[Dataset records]

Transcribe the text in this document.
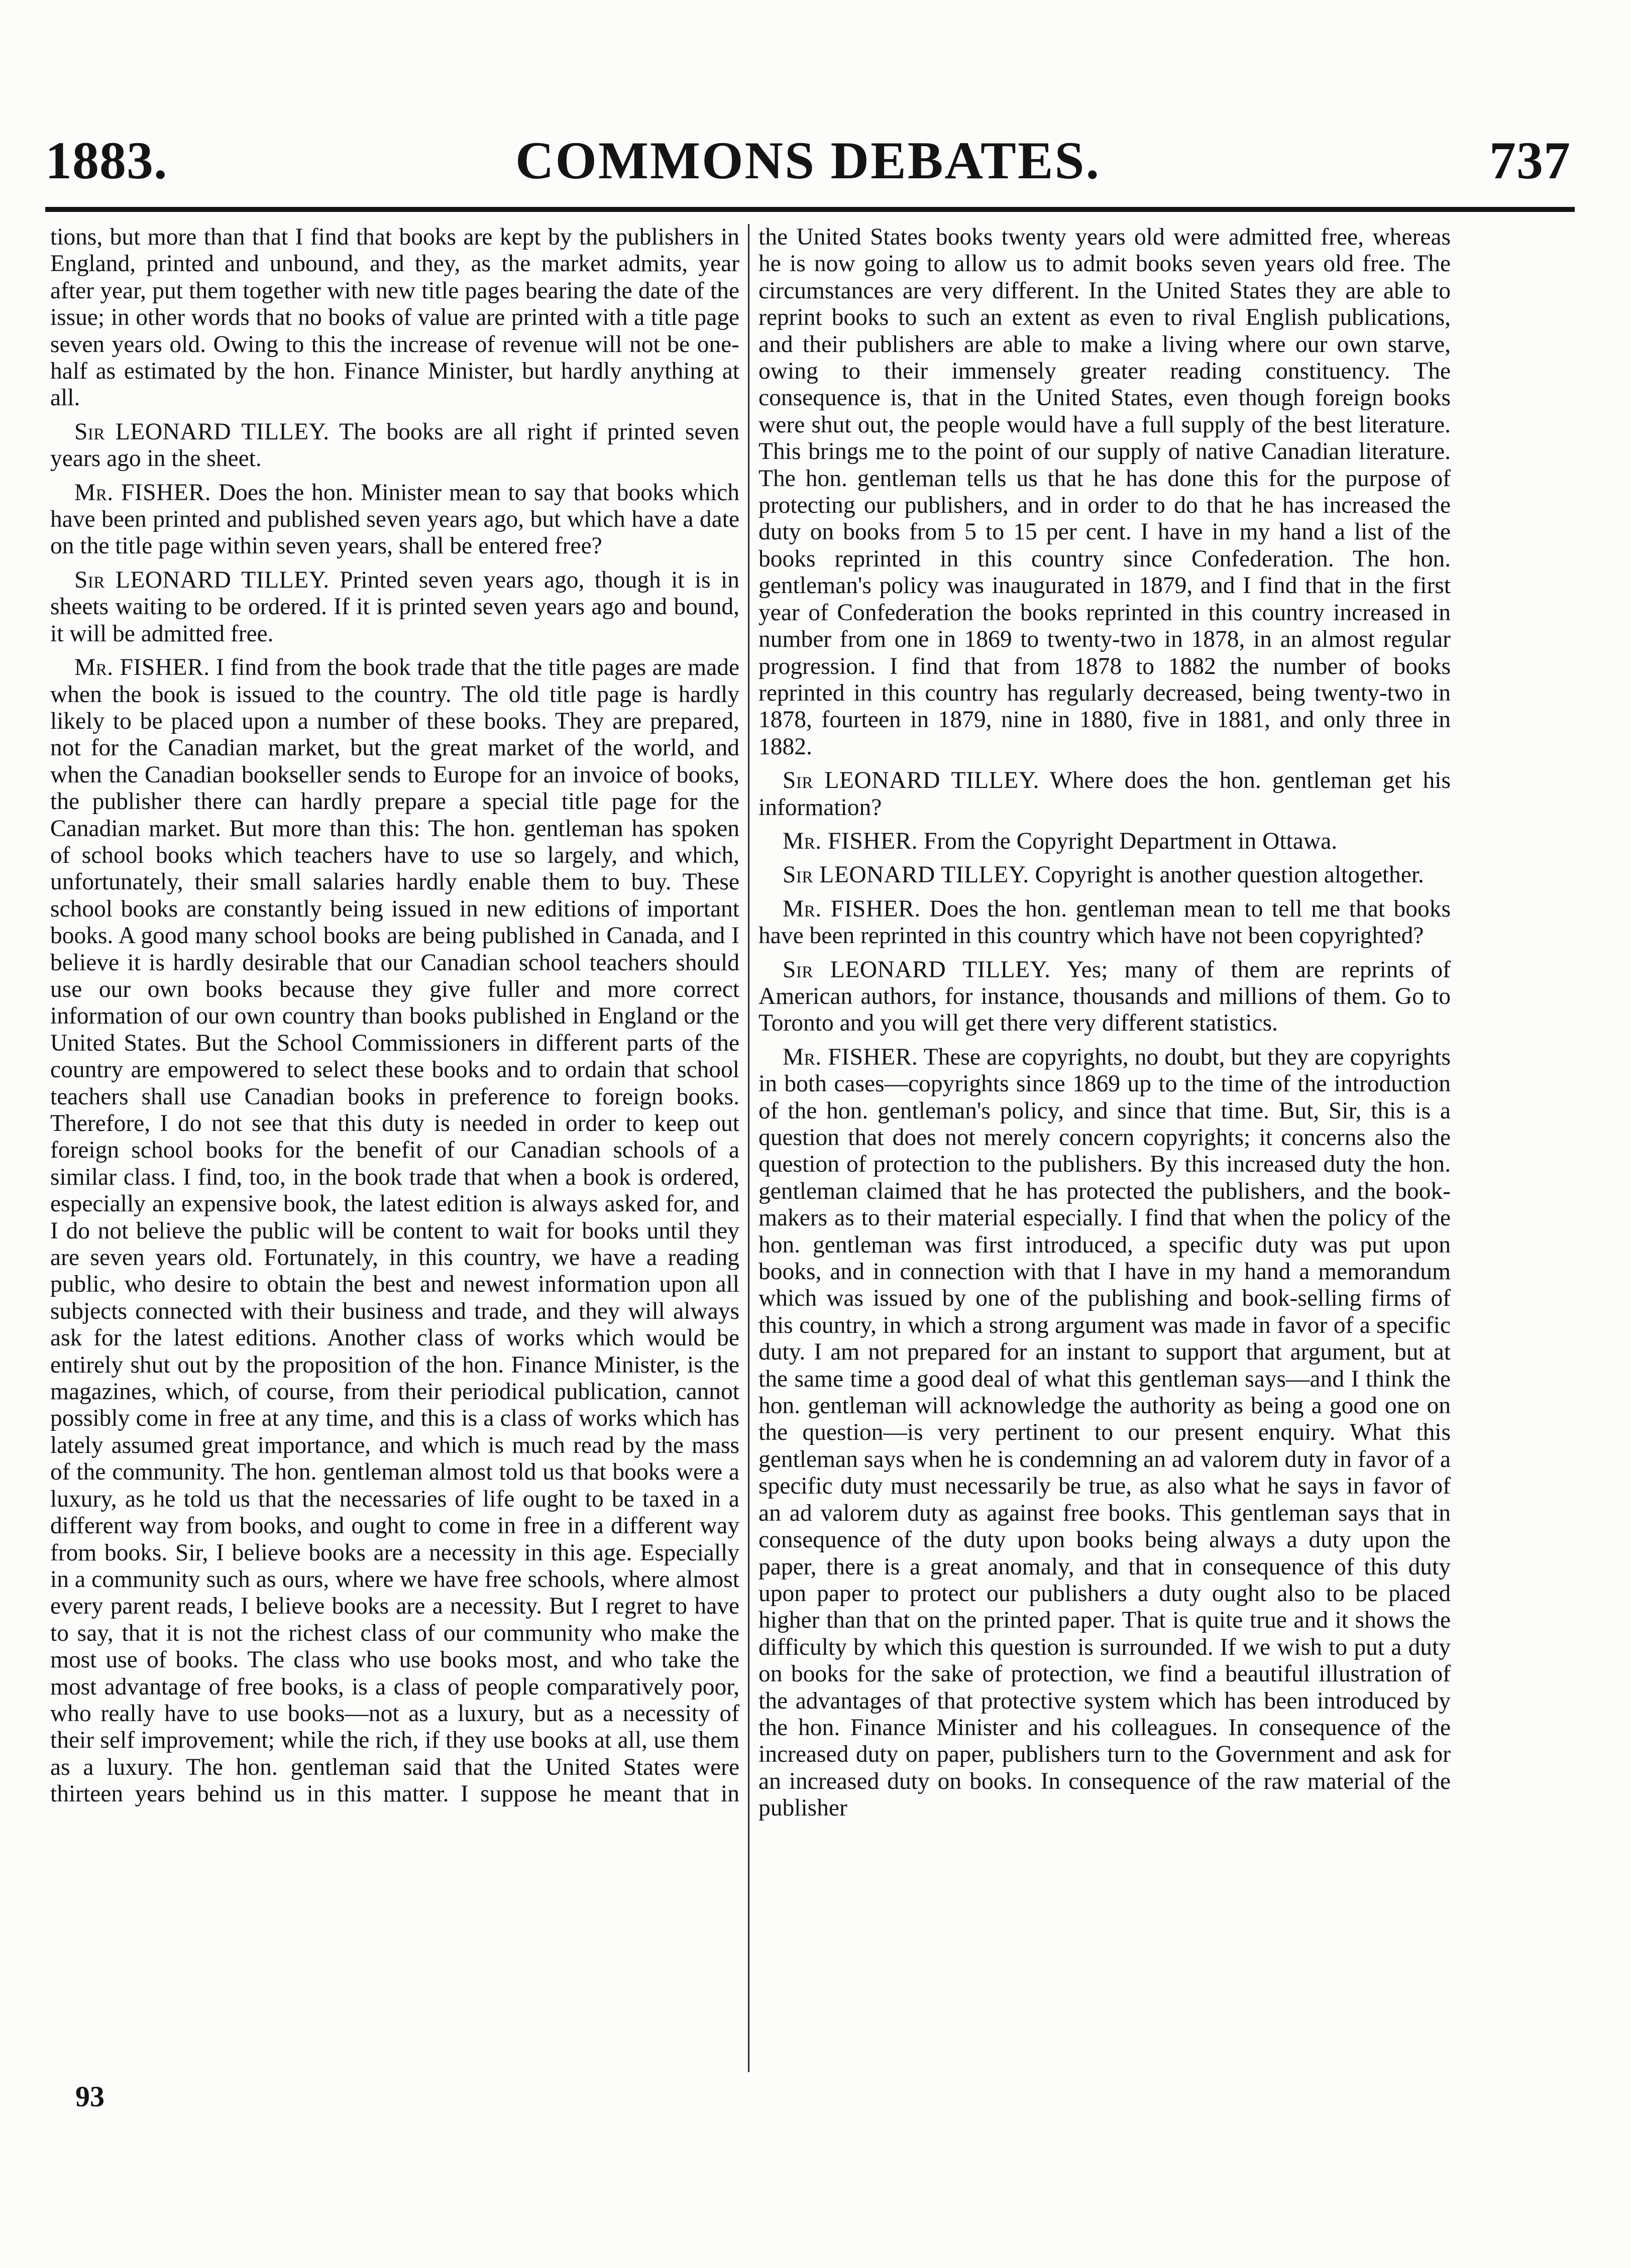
1883.	COMMONS DEBATES.	737

tions, but more than that I find that books are kept by the publishers in England, printed and unbound, and they, as the market admits, year after year, put them together with new title pages bearing the date of the issue; in other words that no books of value are printed with a title page seven years old. Owing to this the increase of revenue will not be one-half as estimated by the hon. Finance Minister, but hardly anything at all.

Sir LEONARD TILLEY. The books are all right if printed seven years ago in the sheet.

Mr. FISHER. Does the hon. Minister mean to say that books which have been printed and published seven years ago, but which have a date on the title page within seven years, shall be entered free?

Sir LEONARD TILLEY. Printed seven years ago, though it is in sheets waiting to be ordered. If it is printed seven years ago and bound, it will be admitted free.

Mr. FISHER. I find from the book trade that the title pages are made when the book is issued to the country. The old title page is hardly likely to be placed upon a number of these books. They are prepared, not for the Canadian market, but the great market of the world, and when the Canadian bookseller sends to Europe for an invoice of books, the publisher there can hardly prepare a special title page for the Canadian market. But more than this: The hon. gentleman has spoken of school books which teachers have to use so largely, and which, unfortunately, their small salaries hardly enable them to buy. These school books are constantly being issued in new editions of important books. A good many school books are being published in Canada, and I believe it is hardly desirable that our Canadian school teachers should use our own books because they give fuller and more correct information of our own country than books published in England or the United States. But the School Commissioners in different parts of the country are empowered to select these books and to ordain that school teachers shall use Canadian books in preference to foreign books. Therefore, I do not see that this duty is needed in order to keep out foreign school books for the benefit of our Canadian schools of a similar class. I find, too, in the book trade that when a book is ordered, especially an expensive book, the latest edition is always asked for, and I do not believe the public will be content to wait for books until they are seven years old. Fortunately, in this country, we have a reading public, who desire to obtain the best and newest information upon all subjects connected with their business and trade, and they will always ask for the latest editions. Another class of works which would be entirely shut out by the proposition of the hon. Finance Minister, is the magazines, which, of course, from their periodical publication, cannot possibly come in free at any time, and this is a class of works which has lately assumed great importance, and which is much read by the mass of the community. The hon. gentleman almost told us that books were a luxury, as he told us that the necessaries of life ought to be taxed in a different way from books, and ought to come in free in a different way from books. Sir, I believe books are a necessity in this age. Especially in a community such as ours, where we have free schools, where almost every parent reads, I believe books are a necessity. But I regret to have to say, that it is not the richest class of our community who make the most use of books. The class who use books most, and who take the most advantage of free books, is a class of people comparatively poor, who really have to use books—not as a luxury, but as a necessity of their self improvement; while the rich, if they use books at all, use them as a luxury. The hon. gentleman said that the United States were thirteen years behind us in this matter. I suppose he meant that in

the United States books twenty years old were admitted free, whereas he is now going to allow us to admit books seven years old free. The circumstances are very different. In the United States they are able to reprint books to such an extent as even to rival English publications, and their publishers are able to make a living where our own starve, owing to their immensely greater reading constituency. The consequence is, that in the United States, even though foreign books were shut out, the people would have a full supply of the best literature. This brings me to the point of our supply of native Canadian literature. The hon. gentleman tells us that he has done this for the purpose of protecting our publishers, and in order to do that he has increased the duty on books from 5 to 15 per cent. I have in my hand a list of the books reprinted in this country since Confederation. The hon. gentleman's policy was inaugurated in 1879, and I find that in the first year of Confederation the books reprinted in this country increased in number from one in 1869 to twenty-two in 1878, in an almost regular progression. I find that from 1878 to 1882 the number of books reprinted in this country has regularly decreased, being twenty-two in 1878, fourteen in 1879, nine in 1880, five in 1881, and only three in 1882.

Sir LEONARD TILLEY. Where does the hon. gentleman get his information?

Mr. FISHER. From the Copyright Department in Ottawa.

Sir LEONARD TILLEY. Copyright is another question altogether.

Mr. FISHER. Does the hon. gentleman mean to tell me that books have been reprinted in this country which have not been copyrighted?

Sir LEONARD TILLEY. Yes; many of them are reprints of American authors, for instance, thousands and millions of them. Go to Toronto and you will get there very different statistics.

Mr. FISHER. These are copyrights, no doubt, but they are copyrights in both cases—copyrights since 1869 up to the time of the introduction of the hon. gentleman's policy, and since that time. But, Sir, this is a question that does not merely concern copyrights; it concerns also the question of protection to the publishers. By this increased duty the hon. gentleman claimed that he has protected the publishers, and the book-makers as to their material especially. I find that when the policy of the hon. gentleman was first introduced, a specific duty was put upon books, and in connection with that I have in my hand a memorandum which was issued by one of the publishing and book-selling firms of this country, in which a strong argument was made in favor of a specific duty. I am not prepared for an instant to support that argument, but at the same time a good deal of what this gentleman says—and I think the hon. gentleman will acknowledge the authority as being a good one on the question—is very pertinent to our present enquiry. What this gentleman says when he is condemning an ad valorem duty in favor of a specific duty must necessarily be true, as also what he says in favor of an ad valorem duty as against free books. This gentleman says that in consequence of the duty upon books being always a duty upon the paper, there is a great anomaly, and that in consequence of this duty upon paper to protect our publishers a duty ought also to be placed higher than that on the printed paper. That is quite true and it shows the difficulty by which this question is surrounded. If we wish to put a duty on books for the sake of protection, we find a beautiful illustration of the advantages of that protective system which has been introduced by the hon. Finance Minister and his colleagues. In consequence of the increased duty on paper, publishers turn to the Government and ask for an increased duty on books. In consequence of the raw material of the publisher

93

- WRITTEN EXERCISE -
Extract each line from the entries above that contains the string "TILLEY".

- RESPONSE -
Sir LEONARD TILLEY. The books are all right if printed seven years ago in the sheet.
Sir LEONARD TILLEY. Printed seven years ago, though it is in sheets waiting to be ordered. If it is printed seven years ago and bound, it will be admitted free.
Sir LEONARD TILLEY. Where does the hon. gentleman get his information?
Sir LEONARD TILLEY. Copyright is another question altogether.
Sir LEONARD TILLEY. Yes; many of them are reprints of American authors, for instance, thousands and millions of them. Go to Toronto and you will get there very different statistics.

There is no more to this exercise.